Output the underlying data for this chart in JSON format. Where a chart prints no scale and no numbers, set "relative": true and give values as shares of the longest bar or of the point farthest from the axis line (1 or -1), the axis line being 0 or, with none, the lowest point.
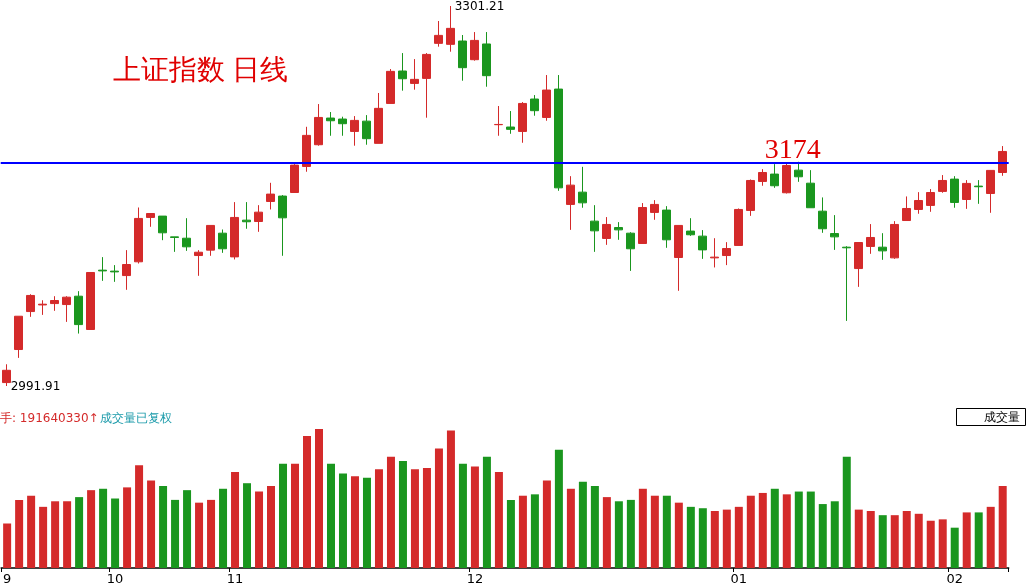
{
  "chart_data": [
    {
      "type": "candlestick",
      "title": "上证指数 日线",
      "tick_labels": false,
      "categories": [
        "9",
        null,
        null,
        null,
        null,
        null,
        null,
        null,
        null,
        "10",
        null,
        null,
        null,
        null,
        null,
        null,
        null,
        null,
        null,
        "11",
        null,
        null,
        null,
        null,
        null,
        null,
        null,
        null,
        null,
        null,
        null,
        null,
        null,
        null,
        null,
        null,
        null,
        null,
        null,
        "12",
        null,
        null,
        null,
        null,
        null,
        null,
        null,
        null,
        null,
        null,
        null,
        null,
        null,
        null,
        null,
        null,
        null,
        null,
        null,
        null,
        null,
        "01",
        null,
        null,
        null,
        null,
        null,
        null,
        null,
        null,
        null,
        null,
        null,
        null,
        null,
        null,
        null,
        null,
        null,
        "02",
        null,
        null,
        null,
        null
      ],
      "ohlc": [
        [
          2994.7,
          3009.6,
          2991.91,
          3004.7
        ],
        [
          3021.6,
          3048.7,
          3014.8,
          3048.7
        ],
        [
          3052.5,
          3066.6,
          3048.2,
          3065.6
        ],
        [
          3057.9,
          3061.7,
          3049.8,
          3058.5
        ],
        [
          3059.0,
          3065.0,
          3053.1,
          3061.5
        ],
        [
          3058.2,
          3065.0,
          3044.1,
          3064.2
        ],
        [
          3065.0,
          3069.1,
          3034.6,
          3041.9
        ],
        [
          3037.9,
          3084.3,
          3037.9,
          3084.3
        ],
        [
          3086.2,
          3096.8,
          3077.5,
          3085.6
        ],
        [
          3085.4,
          3090.3,
          3076.7,
          3084.8
        ],
        [
          3081.8,
          3102.5,
          3070.2,
          3090.8
        ],
        [
          3093.0,
          3137.2,
          3091.6,
          3128.3
        ],
        [
          3129.1,
          3132.3,
          3121.5,
          3132.3
        ],
        [
          3130.2,
          3130.2,
          3110.6,
          3116.6
        ],
        [
          3113.3,
          3113.3,
          3101.1,
          3112.8
        ],
        [
          3112.2,
          3128.5,
          3101.9,
          3105.2
        ],
        [
          3098.1,
          3102.5,
          3081.6,
          3100.8
        ],
        [
          3102.5,
          3122.6,
          3097.9,
          3122.6
        ],
        [
          3116.3,
          3119.3,
          3100.3,
          3103.6
        ],
        [
          3097.0,
          3141.6,
          3094.9,
          3129.1
        ],
        [
          3126.9,
          3141.6,
          3119.9,
          3125.6
        ],
        [
          3125.8,
          3139.1,
          3117.4,
          3133.4
        ],
        [
          3142.1,
          3157.3,
          3135.6,
          3148.1
        ],
        [
          3146.5,
          3147.3,
          3097.9,
          3128.8
        ],
        [
          3149.4,
          3172.5,
          3149.4,
          3171.7
        ],
        [
          3170.6,
          3202.9,
          3166.3,
          3195.9
        ],
        [
          3188.3,
          3221.4,
          3187.5,
          3210.5
        ],
        [
          3210.0,
          3214.9,
          3195.6,
          3207.8
        ],
        [
          3209.2,
          3211.1,
          3195.6,
          3205.4
        ],
        [
          3199.1,
          3211.6,
          3187.5,
          3208.1
        ],
        [
          3207.5,
          3212.4,
          3188.3,
          3193.2
        ],
        [
          3189.4,
          3230.4,
          3189.4,
          3217.9
        ],
        [
          3221.9,
          3249.9,
          3221.9,
          3248.0
        ],
        [
          3248.3,
          3262.9,
          3232.3,
          3242.0
        ],
        [
          3238.2,
          3258.0,
          3233.1,
          3241.5
        ],
        [
          3242.3,
          3262.9,
          3210.3,
          3261.8
        ],
        [
          3270.8,
          3289.0,
          3268.1,
          3277.3
        ],
        [
          3270.0,
          3301.21,
          3264.0,
          3283.0
        ],
        [
          3272.7,
          3277.6,
          3240.4,
          3251.0
        ],
        [
          3257.5,
          3280.0,
          3256.7,
          3273.2
        ],
        [
          3270.3,
          3280.0,
          3235.5,
          3244.5
        ],
        [
          3204.6,
          3219.8,
          3195.6,
          3204.8
        ],
        [
          3202.7,
          3215.7,
          3197.2,
          3200.8
        ],
        [
          3199.1,
          3223.0,
          3189.9,
          3221.9
        ],
        [
          3225.5,
          3228.7,
          3211.9,
          3216.0
        ],
        [
          3210.5,
          3245.0,
          3207.8,
          3232.8
        ],
        [
          3233.6,
          3245.0,
          3150.8,
          3153.2
        ],
        [
          3139.7,
          3162.7,
          3119.0,
          3155.4
        ],
        [
          3149.7,
          3170.3,
          3137.0,
          3141.0
        ],
        [
          3126.1,
          3139.1,
          3101.1,
          3118.2
        ],
        [
          3112.0,
          3129.4,
          3106.8,
          3123.4
        ],
        [
          3120.9,
          3125.3,
          3110.9,
          3119.0
        ],
        [
          3116.3,
          3117.1,
          3085.6,
          3103.6
        ],
        [
          3107.9,
          3140.8,
          3107.9,
          3137.2
        ],
        [
          3133.2,
          3143.2,
          3127.2,
          3139.7
        ],
        [
          3135.1,
          3138.3,
          3104.4,
          3110.9
        ],
        [
          3096.5,
          3122.6,
          3069.4,
          3122.6
        ],
        [
          3118.0,
          3128.5,
          3114.1,
          3115.0
        ],
        [
          3113.9,
          3118.8,
          3095.4,
          3102.7
        ],
        [
          3096.2,
          3112.2,
          3088.4,
          3096.8
        ],
        [
          3098.1,
          3109.0,
          3090.3,
          3103.8
        ],
        [
          3106.3,
          3136.4,
          3106.3,
          3135.6
        ],
        [
          3134.8,
          3160.0,
          3130.4,
          3159.2
        ],
        [
          3158.4,
          3168.4,
          3154.9,
          3165.7
        ],
        [
          3164.4,
          3172.5,
          3153.2,
          3154.9
        ],
        [
          3149.2,
          3173.1,
          3148.6,
          3171.4
        ],
        [
          3167.6,
          3174.4,
          3158.1,
          3162.2
        ],
        [
          3157.0,
          3167.6,
          3137.0,
          3137.0
        ],
        [
          3134.2,
          3145.4,
          3116.6,
          3119.9
        ],
        [
          3116.0,
          3131.0,
          3102.7,
          3113.3
        ],
        [
          3104.9,
          3105.7,
          3044.9,
          3104.4
        ],
        [
          3087.5,
          3108.7,
          3072.6,
          3108.7
        ],
        [
          3105.5,
          3123.7,
          3099.5,
          3112.8
        ],
        [
          3104.9,
          3116.3,
          3094.6,
          3101.9
        ],
        [
          3096.2,
          3126.1,
          3095.4,
          3123.4
        ],
        [
          3126.6,
          3146.2,
          3126.6,
          3136.4
        ],
        [
          3135.6,
          3149.7,
          3132.1,
          3142.9
        ],
        [
          3138.9,
          3152.2,
          3133.7,
          3149.4
        ],
        [
          3150.3,
          3163.6,
          3149.2,
          3159.2
        ],
        [
          3160.3,
          3162.7,
          3137.0,
          3141.3
        ],
        [
          3143.7,
          3159.5,
          3136.1,
          3156.8
        ],
        [
          3154.6,
          3159.5,
          3140.2,
          3154.1
        ],
        [
          3148.6,
          3167.4,
          3132.9,
          3167.4
        ],
        [
          3165.7,
          3187.2,
          3163.0,
          3182.8
        ]
      ],
      "colors": [
        "#d42a2a",
        "#d42a2a",
        "#d42a2a",
        "#d42a2a",
        "#d42a2a",
        "#d42a2a",
        "#1a961e",
        "#d42a2a",
        "#1a961e",
        "#1a961e",
        "#d42a2a",
        "#d42a2a",
        "#d42a2a",
        "#1a961e",
        "#1a961e",
        "#1a961e",
        "#d42a2a",
        "#d42a2a",
        "#1a961e",
        "#d42a2a",
        "#1a961e",
        "#d42a2a",
        "#d42a2a",
        "#1a961e",
        "#d42a2a",
        "#d42a2a",
        "#d42a2a",
        "#1a961e",
        "#1a961e",
        "#d42a2a",
        "#1a961e",
        "#d42a2a",
        "#d42a2a",
        "#1a961e",
        "#d42a2a",
        "#d42a2a",
        "#d42a2a",
        "#d42a2a",
        "#1a961e",
        "#d42a2a",
        "#1a961e",
        "#d42a2a",
        "#1a961e",
        "#d42a2a",
        "#1a961e",
        "#d42a2a",
        "#1a961e",
        "#d42a2a",
        "#1a961e",
        "#1a961e",
        "#d42a2a",
        "#1a961e",
        "#1a961e",
        "#d42a2a",
        "#d42a2a",
        "#1a961e",
        "#d42a2a",
        "#1a961e",
        "#1a961e",
        "#d42a2a",
        "#d42a2a",
        "#d42a2a",
        "#d42a2a",
        "#d42a2a",
        "#1a961e",
        "#d42a2a",
        "#1a961e",
        "#1a961e",
        "#1a961e",
        "#1a961e",
        "#1a961e",
        "#d42a2a",
        "#d42a2a",
        "#1a961e",
        "#d42a2a",
        "#d42a2a",
        "#d42a2a",
        "#d42a2a",
        "#d42a2a",
        "#1a961e",
        "#d42a2a",
        "#1a961e",
        "#d42a2a",
        "#d42a2a"
      ],
      "ref_lines": [
        {
          "axis": "y",
          "value": 3174,
          "label": "3174",
          "color": "#0000ff"
        }
      ],
      "annotations": [
        "3301.21",
        "2991.91"
      ]
    },
    {
      "type": "bar",
      "relative": true,
      "tick_labels": "x",
      "categories": [
        "9",
        null,
        null,
        null,
        null,
        null,
        null,
        null,
        null,
        "10",
        null,
        null,
        null,
        null,
        null,
        null,
        null,
        null,
        null,
        "11",
        null,
        null,
        null,
        null,
        null,
        null,
        null,
        null,
        null,
        null,
        null,
        null,
        null,
        null,
        null,
        null,
        null,
        null,
        null,
        "12",
        null,
        null,
        null,
        null,
        null,
        null,
        null,
        null,
        null,
        null,
        null,
        null,
        null,
        null,
        null,
        null,
        null,
        null,
        null,
        null,
        null,
        "01",
        null,
        null,
        null,
        null,
        null,
        null,
        null,
        null,
        null,
        null,
        null,
        null,
        null,
        null,
        null,
        null,
        null,
        "02",
        null,
        null,
        null,
        null
      ],
      "values": [
        0.32,
        0.49,
        0.52,
        0.44,
        0.48,
        0.48,
        0.51,
        0.56,
        0.57,
        0.5,
        0.58,
        0.74,
        0.63,
        0.59,
        0.49,
        0.56,
        0.47,
        0.49,
        0.57,
        0.69,
        0.61,
        0.55,
        0.59,
        0.75,
        0.75,
        0.95,
        1,
        0.75,
        0.68,
        0.66,
        0.65,
        0.71,
        0.8,
        0.77,
        0.71,
        0.72,
        0.86,
        0.99,
        0.75,
        0.73,
        0.8,
        0.69,
        0.49,
        0.52,
        0.53,
        0.63,
        0.85,
        0.57,
        0.62,
        0.59,
        0.51,
        0.48,
        0.49,
        0.57,
        0.52,
        0.52,
        0.47,
        0.44,
        0.43,
        0.41,
        0.42,
        0.44,
        0.52,
        0.54,
        0.57,
        0.53,
        0.55,
        0.55,
        0.46,
        0.48,
        0.8,
        0.42,
        0.41,
        0.38,
        0.38,
        0.41,
        0.39,
        0.34,
        0.35,
        0.29,
        0.4,
        0.4,
        0.44,
        0.59
      ],
      "colors": [
        "#d42a2a",
        "#d42a2a",
        "#d42a2a",
        "#d42a2a",
        "#d42a2a",
        "#d42a2a",
        "#1a961e",
        "#d42a2a",
        "#1a961e",
        "#1a961e",
        "#d42a2a",
        "#d42a2a",
        "#d42a2a",
        "#1a961e",
        "#1a961e",
        "#1a961e",
        "#d42a2a",
        "#d42a2a",
        "#1a961e",
        "#d42a2a",
        "#1a961e",
        "#d42a2a",
        "#d42a2a",
        "#1a961e",
        "#d42a2a",
        "#d42a2a",
        "#d42a2a",
        "#1a961e",
        "#1a961e",
        "#d42a2a",
        "#1a961e",
        "#d42a2a",
        "#d42a2a",
        "#1a961e",
        "#d42a2a",
        "#d42a2a",
        "#d42a2a",
        "#d42a2a",
        "#1a961e",
        "#d42a2a",
        "#1a961e",
        "#d42a2a",
        "#1a961e",
        "#d42a2a",
        "#1a961e",
        "#d42a2a",
        "#1a961e",
        "#d42a2a",
        "#1a961e",
        "#1a961e",
        "#d42a2a",
        "#1a961e",
        "#1a961e",
        "#d42a2a",
        "#d42a2a",
        "#1a961e",
        "#d42a2a",
        "#1a961e",
        "#1a961e",
        "#d42a2a",
        "#d42a2a",
        "#d42a2a",
        "#d42a2a",
        "#d42a2a",
        "#1a961e",
        "#d42a2a",
        "#1a961e",
        "#1a961e",
        "#1a961e",
        "#1a961e",
        "#1a961e",
        "#d42a2a",
        "#d42a2a",
        "#1a961e",
        "#d42a2a",
        "#d42a2a",
        "#d42a2a",
        "#d42a2a",
        "#d42a2a",
        "#1a961e",
        "#d42a2a",
        "#1a961e",
        "#d42a2a",
        "#d42a2a"
      ],
      "annotations": [
        "手: 191640330↑",
        "成交量已复权",
        "成交量"
      ]
    }
  ]
}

================

Select every line in the records above that contains the word "axis".

### RESULT
Output the underlying data for this chart in JSON format. Where a chart prints no scale and no numbers, set "relative": true and give values as shares of the longest bar or of the point farthest from the axis line (1 or -1), the axis line being 0 or, with none, the lowest point.
          "axis": "y",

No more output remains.